- _Work to be completed_
From the records, pick out and copy each line containing "Three".

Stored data
+ + +

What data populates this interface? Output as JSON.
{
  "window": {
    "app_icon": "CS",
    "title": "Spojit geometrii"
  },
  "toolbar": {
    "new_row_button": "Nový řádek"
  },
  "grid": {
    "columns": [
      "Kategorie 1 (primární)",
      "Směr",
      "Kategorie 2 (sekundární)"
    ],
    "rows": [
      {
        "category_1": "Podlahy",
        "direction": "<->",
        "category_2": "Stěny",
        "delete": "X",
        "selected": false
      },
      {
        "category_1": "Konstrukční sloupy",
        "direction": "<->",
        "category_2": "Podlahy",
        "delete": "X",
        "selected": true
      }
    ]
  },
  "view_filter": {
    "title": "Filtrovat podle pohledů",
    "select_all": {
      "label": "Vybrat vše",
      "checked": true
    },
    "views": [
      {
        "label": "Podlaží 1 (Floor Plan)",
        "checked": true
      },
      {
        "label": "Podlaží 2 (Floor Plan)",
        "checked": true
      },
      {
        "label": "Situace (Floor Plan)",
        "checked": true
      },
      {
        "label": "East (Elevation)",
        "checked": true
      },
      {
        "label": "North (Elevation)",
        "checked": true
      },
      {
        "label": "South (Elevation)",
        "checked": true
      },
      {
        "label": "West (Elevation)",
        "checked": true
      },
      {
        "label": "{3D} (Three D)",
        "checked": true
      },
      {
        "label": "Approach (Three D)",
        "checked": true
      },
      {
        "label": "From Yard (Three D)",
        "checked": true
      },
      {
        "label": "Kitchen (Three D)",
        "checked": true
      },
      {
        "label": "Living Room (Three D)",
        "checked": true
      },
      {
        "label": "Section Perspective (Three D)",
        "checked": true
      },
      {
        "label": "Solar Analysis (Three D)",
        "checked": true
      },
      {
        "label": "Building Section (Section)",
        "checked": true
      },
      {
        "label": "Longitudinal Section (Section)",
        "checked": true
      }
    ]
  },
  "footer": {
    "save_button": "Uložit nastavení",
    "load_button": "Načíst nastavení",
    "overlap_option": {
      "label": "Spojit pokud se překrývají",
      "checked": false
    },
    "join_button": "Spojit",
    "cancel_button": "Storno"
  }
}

+ + +

- _Solution to the problem_
        "label": "{3D} (Three D)",
        "label": "Approach (Three D)",
        "label": "From Yard (Three D)",
        "label": "Kitchen (Three D)",
        "label": "Living Room (Three D)",
        "label": "Section Perspective (Three D)",
        "label": "Solar Analysis (Three D)",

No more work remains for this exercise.